• **Directive**: Skip the pictures. Repeat everything else in the records word for word.
......
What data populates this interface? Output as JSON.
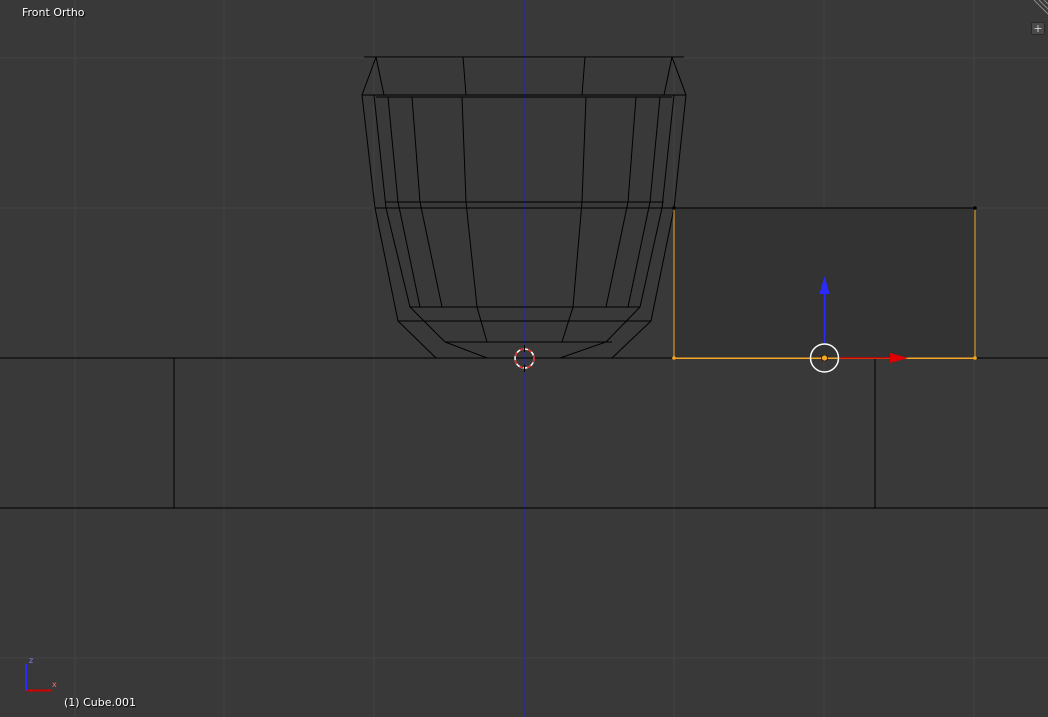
{
  "viewport": {
    "view_name": "Front Ortho",
    "active_object": "(1) Cube.001",
    "axis_z_letter": "z",
    "axis_x_letter": "x",
    "expand_symbol": "+",
    "colors": {
      "background": "#393939",
      "grid": "#434343",
      "z_axis_line": "#2d2d84",
      "wire": "#000000",
      "selected_edge": "#f5a623",
      "face_fill": "#333333",
      "gizmo_x": "#d00000",
      "gizmo_z": "#2a2aff"
    }
  }
}
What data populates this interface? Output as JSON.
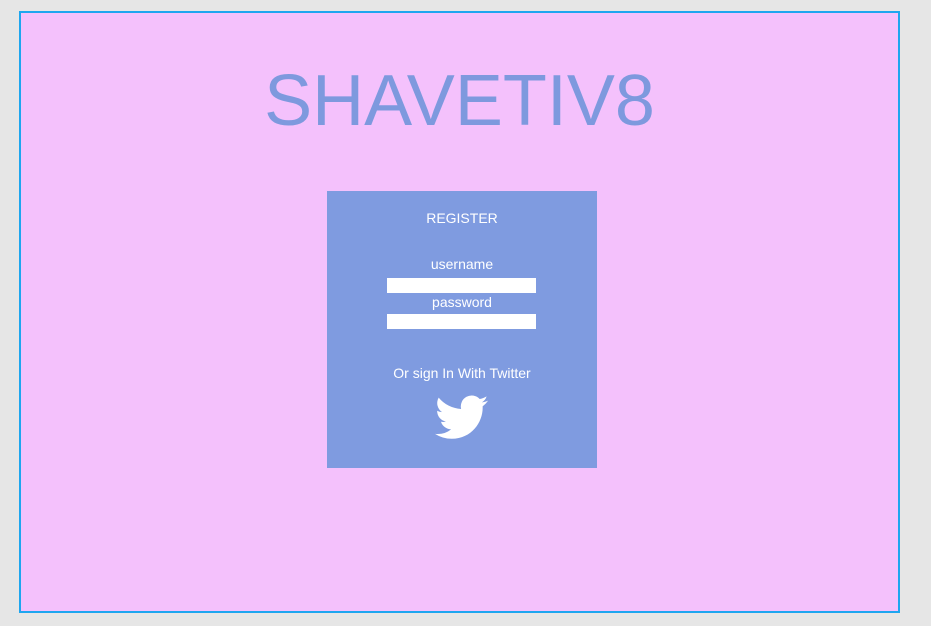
{
  "app": {
    "title": "SHAVETIV8"
  },
  "register_card": {
    "title": "REGISTER",
    "username_label": "username",
    "username_value": "",
    "password_label": "password",
    "password_value": "",
    "twitter_text": "Or sign In With Twitter",
    "twitter_icon": "twitter-bird-icon"
  },
  "colors": {
    "page_background": "#e6e6e6",
    "frame_background": "#f4c1fc",
    "frame_border": "#1ea6ef",
    "accent": "#7e99de",
    "text_on_card": "#ffffff"
  }
}
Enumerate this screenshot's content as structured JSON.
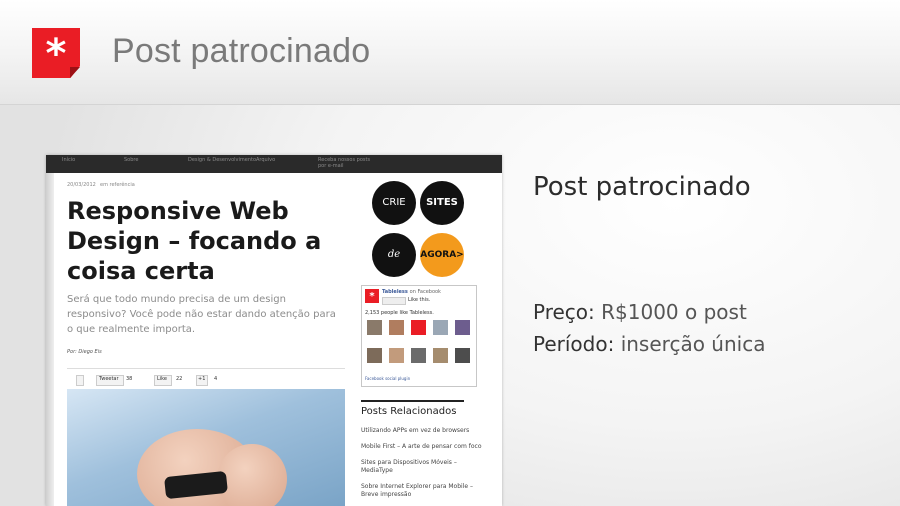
{
  "header": {
    "title": "Post patrocinado",
    "logo_glyph": "*",
    "logo_color": "#ea1d25"
  },
  "screenshot": {
    "nav_items": [
      "Início",
      "Sobre",
      "Design & Desenvolvimento",
      "Arquivo",
      "Receba nossos posts por e-mail"
    ],
    "meta_date": "20/03/2012",
    "meta_category": "em referência",
    "headline": "Responsive Web Design – focando a coisa certa",
    "lead": "Será que todo mundo precisa de um design responsivo? Você pode não estar dando atenção para o que realmente importa.",
    "byline": "Por: Diego Eis",
    "share": {
      "tweet_label": "Tweetar",
      "tweet_count": "38",
      "fb_label": "Like",
      "fb_count": "22",
      "gplus_label": "+1",
      "gplus_count": "4"
    },
    "ad": {
      "crie": "CRIE",
      "sites": "SITES",
      "de_graca": "de graça",
      "agora": "AGORA>"
    },
    "facebook_box": {
      "page_name": "Tableless",
      "page_sub": "on Facebook",
      "like_text": "Like this.",
      "count_text": "2,153 people like Tableless.",
      "footer": "Facebook social plugin"
    },
    "related": {
      "title": "Posts Relacionados",
      "links": [
        "Utilizando APPs em vez de browsers",
        "Mobile First – A arte de pensar com foco",
        "Sites para Dispositivos Móveis – MediaType",
        "Sobre Internet Explorer para Mobile – Breve impressão"
      ]
    }
  },
  "info": {
    "title": "Post patrocinado",
    "price_label": "Preço:",
    "price_value": "R$1000 o post",
    "period_label": "Período:",
    "period_value": "inserção única"
  },
  "colors": {
    "brand_red": "#ea1d25",
    "ad_orange": "#f39a1c",
    "facebook_blue": "#3b5998"
  }
}
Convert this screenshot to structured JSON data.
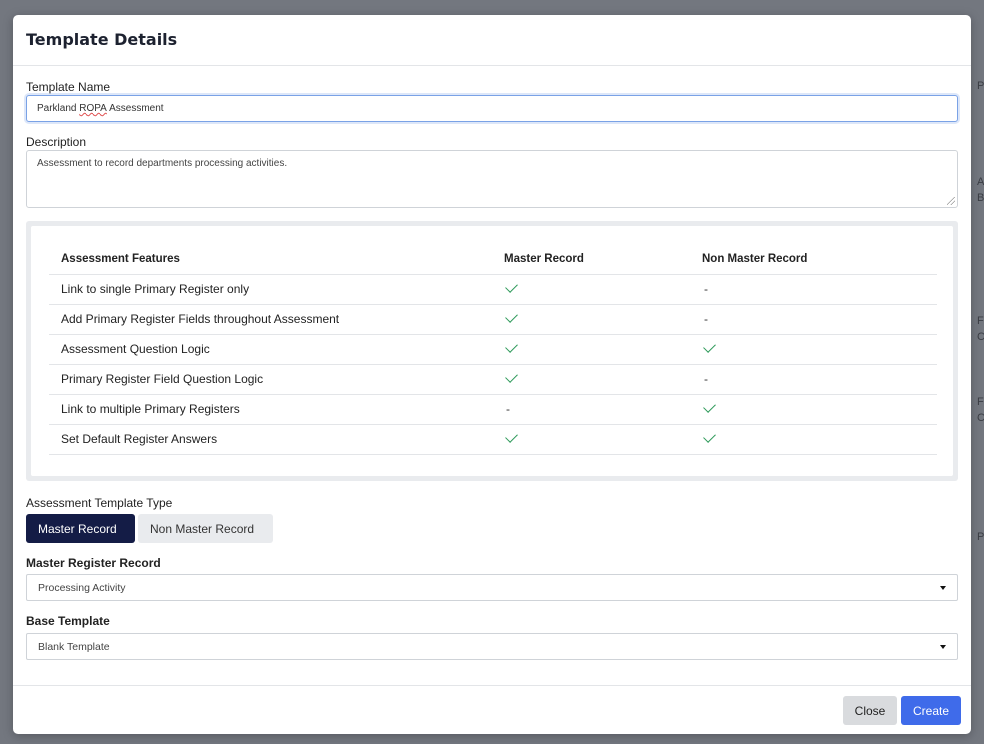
{
  "modal": {
    "title": "Template Details"
  },
  "template_name": {
    "label": "Template Name",
    "value_pre": "Parkland ",
    "value_spell": "ROPA",
    "value_post": " Assessment"
  },
  "description": {
    "label": "Description",
    "value": "Assessment to record departments processing activities."
  },
  "features": {
    "headers": [
      "Assessment Features",
      "Master Record",
      "Non Master Record"
    ],
    "rows": [
      {
        "feature": "Link to single Primary Register only",
        "master": "check",
        "non_master": "-"
      },
      {
        "feature": "Add Primary Register Fields throughout Assessment",
        "master": "check",
        "non_master": "-"
      },
      {
        "feature": "Assessment Question Logic",
        "master": "check",
        "non_master": "check"
      },
      {
        "feature": "Primary Register Field Question Logic",
        "master": "check",
        "non_master": "-"
      },
      {
        "feature": "Link to multiple Primary Registers",
        "master": "-",
        "non_master": "check"
      },
      {
        "feature": "Set Default Register Answers",
        "master": "check",
        "non_master": "check"
      }
    ]
  },
  "template_type": {
    "label": "Assessment Template Type",
    "options": [
      "Master Record",
      "Non Master Record"
    ],
    "selected": "Master Record"
  },
  "master_register_record": {
    "label": "Master Register Record",
    "value": "Processing Activity"
  },
  "base_template": {
    "label": "Base Template",
    "value": "Blank Template"
  },
  "footer": {
    "close_label": "Close",
    "create_label": "Create"
  },
  "colors": {
    "primary_dark": "#141c46",
    "primary_blue": "#3f6bea",
    "check_green": "#2e9a5a"
  }
}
......
• **Expected output**:
What data populates this interface? Output as JSON.
{
  "viewport": {
    "view_name": "Front Ortho",
    "active_object": "(1) Cube.001",
    "axis_z_letter": "z",
    "axis_x_letter": "x",
    "expand_symbol": "+",
    "colors": {
      "background": "#393939",
      "grid": "#434343",
      "z_axis_line": "#2d2d84",
      "wire": "#000000",
      "selected_edge": "#f5a623",
      "face_fill": "#333333",
      "gizmo_x": "#d00000",
      "gizmo_z": "#2a2aff"
    }
  }
}
What data populates this interface? Output as JSON.
{
  "app": {
    "title": "SHAVETIV8"
  },
  "register_card": {
    "title": "REGISTER",
    "username_label": "username",
    "username_value": "",
    "password_label": "password",
    "password_value": "",
    "twitter_text": "Or sign In With Twitter",
    "twitter_icon": "twitter-bird-icon"
  },
  "colors": {
    "page_background": "#e6e6e6",
    "frame_background": "#f4c1fc",
    "frame_border": "#1ea6ef",
    "accent": "#7e99de",
    "text_on_card": "#ffffff"
  }
}
Enumerate this screenshot's content as structured JSON.
{
  "header": {
    "title": "Post patrocinado",
    "logo_glyph": "*",
    "logo_color": "#ea1d25"
  },
  "screenshot": {
    "nav_items": [
      "Início",
      "Sobre",
      "Design & Desenvolvimento",
      "Arquivo",
      "Receba nossos posts por e-mail"
    ],
    "meta_date": "20/03/2012",
    "meta_category": "em referência",
    "headline": "Responsive Web Design – focando a coisa certa",
    "lead": "Será que todo mundo precisa de um design responsivo? Você pode não estar dando atenção para o que realmente importa.",
    "byline": "Por: Diego Eis",
    "share": {
      "tweet_label": "Tweetar",
      "tweet_count": "38",
      "fb_label": "Like",
      "fb_count": "22",
      "gplus_label": "+1",
      "gplus_count": "4"
    },
    "ad": {
      "crie": "CRIE",
      "sites": "SITES",
      "de_graca": "de graça",
      "agora": "AGORA>"
    },
    "facebook_box": {
      "page_name": "Tableless",
      "page_sub": "on Facebook",
      "like_text": "Like this.",
      "count_text": "2,153 people like Tableless.",
      "footer": "Facebook social plugin"
    },
    "related": {
      "title": "Posts Relacionados",
      "links": [
        "Utilizando APPs em vez de browsers",
        "Mobile First – A arte de pensar com foco",
        "Sites para Dispositivos Móveis – MediaType",
        "Sobre Internet Explorer para Mobile – Breve impressão"
      ]
    }
  },
  "info": {
    "title": "Post patrocinado",
    "price_label": "Preço:",
    "price_value": "R$1000 o post",
    "period_label": "Período:",
    "period_value": "inserção única"
  },
  "colors": {
    "brand_red": "#ea1d25",
    "ad_orange": "#f39a1c",
    "facebook_blue": "#3b5998"
  }
}
Convert this screenshot to structured JSON data.
{
  "modal": {
    "title": "Template Details"
  },
  "template_name": {
    "label": "Template Name",
    "value_pre": "Parkland ",
    "value_spell": "ROPA",
    "value_post": " Assessment"
  },
  "description": {
    "label": "Description",
    "value": "Assessment to record departments processing activities."
  },
  "features": {
    "headers": [
      "Assessment Features",
      "Master Record",
      "Non Master Record"
    ],
    "rows": [
      {
        "feature": "Link to single Primary Register only",
        "master": "check",
        "non_master": "-"
      },
      {
        "feature": "Add Primary Register Fields throughout Assessment",
        "master": "check",
        "non_master": "-"
      },
      {
        "feature": "Assessment Question Logic",
        "master": "check",
        "non_master": "check"
      },
      {
        "feature": "Primary Register Field Question Logic",
        "master": "check",
        "non_master": "-"
      },
      {
        "feature": "Link to multiple Primary Registers",
        "master": "-",
        "non_master": "check"
      },
      {
        "feature": "Set Default Register Answers",
        "master": "check",
        "non_master": "check"
      }
    ]
  },
  "template_type": {
    "label": "Assessment Template Type",
    "options": [
      "Master Record",
      "Non Master Record"
    ],
    "selected": "Master Record"
  },
  "master_register_record": {
    "label": "Master Register Record",
    "value": "Processing Activity"
  },
  "base_template": {
    "label": "Base Template",
    "value": "Blank Template"
  },
  "footer": {
    "close_label": "Close",
    "create_label": "Create"
  },
  "colors": {
    "primary_dark": "#141c46",
    "primary_blue": "#3f6bea",
    "check_green": "#2e9a5a"
  }
}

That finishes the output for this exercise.